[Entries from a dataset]

######

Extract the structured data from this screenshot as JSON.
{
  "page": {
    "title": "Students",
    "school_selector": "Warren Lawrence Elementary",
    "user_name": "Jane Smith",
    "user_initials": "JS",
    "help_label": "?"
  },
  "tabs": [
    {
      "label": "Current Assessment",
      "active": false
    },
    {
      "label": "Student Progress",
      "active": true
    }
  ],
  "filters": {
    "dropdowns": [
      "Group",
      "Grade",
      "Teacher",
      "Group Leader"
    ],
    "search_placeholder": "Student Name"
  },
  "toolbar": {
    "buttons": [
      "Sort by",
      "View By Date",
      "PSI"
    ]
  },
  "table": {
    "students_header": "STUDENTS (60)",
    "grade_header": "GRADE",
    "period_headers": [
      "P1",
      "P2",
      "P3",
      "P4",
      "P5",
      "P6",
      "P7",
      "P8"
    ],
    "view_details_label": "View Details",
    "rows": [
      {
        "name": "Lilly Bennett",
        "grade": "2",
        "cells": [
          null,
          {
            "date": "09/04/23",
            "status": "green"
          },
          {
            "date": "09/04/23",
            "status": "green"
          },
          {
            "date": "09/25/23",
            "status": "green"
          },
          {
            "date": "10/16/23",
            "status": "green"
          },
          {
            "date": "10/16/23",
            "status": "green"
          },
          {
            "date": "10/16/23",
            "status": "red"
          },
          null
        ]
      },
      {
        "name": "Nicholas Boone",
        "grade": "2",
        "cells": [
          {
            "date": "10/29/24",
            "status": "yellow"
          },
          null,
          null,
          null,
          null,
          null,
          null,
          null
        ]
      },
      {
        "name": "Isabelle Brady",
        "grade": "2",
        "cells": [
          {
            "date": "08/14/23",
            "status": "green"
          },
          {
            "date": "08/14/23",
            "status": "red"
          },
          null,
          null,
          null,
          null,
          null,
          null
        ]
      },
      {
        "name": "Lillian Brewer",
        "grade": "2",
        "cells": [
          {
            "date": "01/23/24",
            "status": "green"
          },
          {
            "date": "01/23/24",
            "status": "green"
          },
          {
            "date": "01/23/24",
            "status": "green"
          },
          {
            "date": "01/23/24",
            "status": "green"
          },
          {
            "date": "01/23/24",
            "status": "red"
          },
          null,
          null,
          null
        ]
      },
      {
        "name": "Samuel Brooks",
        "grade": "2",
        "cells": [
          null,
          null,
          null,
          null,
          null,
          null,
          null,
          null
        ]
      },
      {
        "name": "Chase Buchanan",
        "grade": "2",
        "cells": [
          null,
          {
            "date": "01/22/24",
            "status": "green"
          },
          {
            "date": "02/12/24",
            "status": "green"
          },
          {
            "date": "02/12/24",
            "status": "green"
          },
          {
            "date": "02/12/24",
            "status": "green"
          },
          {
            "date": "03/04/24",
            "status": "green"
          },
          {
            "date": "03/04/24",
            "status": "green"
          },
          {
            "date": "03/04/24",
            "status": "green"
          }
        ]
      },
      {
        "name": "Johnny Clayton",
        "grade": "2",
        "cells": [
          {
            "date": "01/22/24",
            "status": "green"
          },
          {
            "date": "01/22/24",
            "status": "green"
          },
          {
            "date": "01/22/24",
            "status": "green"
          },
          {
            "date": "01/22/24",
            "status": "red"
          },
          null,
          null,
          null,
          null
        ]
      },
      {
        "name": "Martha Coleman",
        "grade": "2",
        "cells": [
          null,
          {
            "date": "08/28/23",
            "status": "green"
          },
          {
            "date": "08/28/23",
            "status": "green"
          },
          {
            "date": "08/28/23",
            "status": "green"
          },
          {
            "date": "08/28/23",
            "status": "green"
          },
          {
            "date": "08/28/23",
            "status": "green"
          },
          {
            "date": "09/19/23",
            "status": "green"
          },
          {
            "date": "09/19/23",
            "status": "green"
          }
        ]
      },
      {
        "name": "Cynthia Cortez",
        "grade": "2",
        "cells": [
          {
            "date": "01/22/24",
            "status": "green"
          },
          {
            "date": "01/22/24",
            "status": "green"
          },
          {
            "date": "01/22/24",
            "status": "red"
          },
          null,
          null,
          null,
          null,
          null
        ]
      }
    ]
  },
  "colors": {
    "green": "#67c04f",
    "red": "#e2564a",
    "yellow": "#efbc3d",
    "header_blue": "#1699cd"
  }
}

######

> **Exercise task**
Return the whole listing exactly, with every line included.

> **Exercise response**
Extract the structured data from this screenshot as JSON.
{
  "page": {
    "title": "Students",
    "school_selector": "Warren Lawrence Elementary",
    "user_name": "Jane Smith",
    "user_initials": "JS",
    "help_label": "?"
  },
  "tabs": [
    {
      "label": "Current Assessment",
      "active": false
    },
    {
      "label": "Student Progress",
      "active": true
    }
  ],
  "filters": {
    "dropdowns": [
      "Group",
      "Grade",
      "Teacher",
      "Group Leader"
    ],
    "search_placeholder": "Student Name"
  },
  "toolbar": {
    "buttons": [
      "Sort by",
      "View By Date",
      "PSI"
    ]
  },
  "table": {
    "students_header": "STUDENTS (60)",
    "grade_header": "GRADE",
    "period_headers": [
      "P1",
      "P2",
      "P3",
      "P4",
      "P5",
      "P6",
      "P7",
      "P8"
    ],
    "view_details_label": "View Details",
    "rows": [
      {
        "name": "Lilly Bennett",
        "grade": "2",
        "cells": [
          null,
          {
            "date": "09/04/23",
            "status": "green"
          },
          {
            "date": "09/04/23",
            "status": "green"
          },
          {
            "date": "09/25/23",
            "status": "green"
          },
          {
            "date": "10/16/23",
            "status": "green"
          },
          {
            "date": "10/16/23",
            "status": "green"
          },
          {
            "date": "10/16/23",
            "status": "red"
          },
          null
        ]
      },
      {
        "name": "Nicholas Boone",
        "grade": "2",
        "cells": [
          {
            "date": "10/29/24",
            "status": "yellow"
          },
          null,
          null,
          null,
          null,
          null,
          null,
          null
        ]
      },
      {
        "name": "Isabelle Brady",
        "grade": "2",
        "cells": [
          {
            "date": "08/14/23",
            "status": "green"
          },
          {
            "date": "08/14/23",
            "status": "red"
          },
          null,
          null,
          null,
          null,
          null,
          null
        ]
      },
      {
        "name": "Lillian Brewer",
        "grade": "2",
        "cells": [
          {
            "date": "01/23/24",
            "status": "green"
          },
          {
            "date": "01/23/24",
            "status": "green"
          },
          {
            "date": "01/23/24",
            "status": "green"
          },
          {
            "date": "01/23/24",
            "status": "green"
          },
          {
            "date": "01/23/24",
            "status": "red"
          },
          null,
          null,
          null
        ]
      },
      {
        "name": "Samuel Brooks",
        "grade": "2",
        "cells": [
          null,
          null,
          null,
          null,
          null,
          null,
          null,
          null
        ]
      },
      {
        "name": "Chase Buchanan",
        "grade": "2",
        "cells": [
          null,
          {
            "date": "01/22/24",
            "status": "green"
          },
          {
            "date": "02/12/24",
            "status": "green"
          },
          {
            "date": "02/12/24",
            "status": "green"
          },
          {
            "date": "02/12/24",
            "status": "green"
          },
          {
            "date": "03/04/24",
            "status": "green"
          },
          {
            "date": "03/04/24",
            "status": "green"
          },
          {
            "date": "03/04/24",
            "status": "green"
          }
        ]
      },
      {
        "name": "Johnny Clayton",
        "grade": "2",
        "cells": [
          {
            "date": "01/22/24",
            "status": "green"
          },
          {
            "date": "01/22/24",
            "status": "green"
          },
          {
            "date": "01/22/24",
            "status": "green"
          },
          {
            "date": "01/22/24",
            "status": "red"
          },
          null,
          null,
          null,
          null
        ]
      },
      {
        "name": "Martha Coleman",
        "grade": "2",
        "cells": [
          null,
          {
            "date": "08/28/23",
            "status": "green"
          },
          {
            "date": "08/28/23",
            "status": "green"
          },
          {
            "date": "08/28/23",
            "status": "green"
          },
          {
            "date": "08/28/23",
            "status": "green"
          },
          {
            "date": "08/28/23",
            "status": "green"
          },
          {
            "date": "09/19/23",
            "status": "green"
          },
          {
            "date": "09/19/23",
            "status": "green"
          }
        ]
      },
      {
        "name": "Cynthia Cortez",
        "grade": "2",
        "cells": [
          {
            "date": "01/22/24",
            "status": "green"
          },
          {
            "date": "01/22/24",
            "status": "green"
          },
          {
            "date": "01/22/24",
            "status": "red"
          },
          null,
          null,
          null,
          null,
          null
        ]
      }
    ]
  },
  "colors": {
    "green": "#67c04f",
    "red": "#e2564a",
    "yellow": "#efbc3d",
    "header_blue": "#1699cd"
  }
}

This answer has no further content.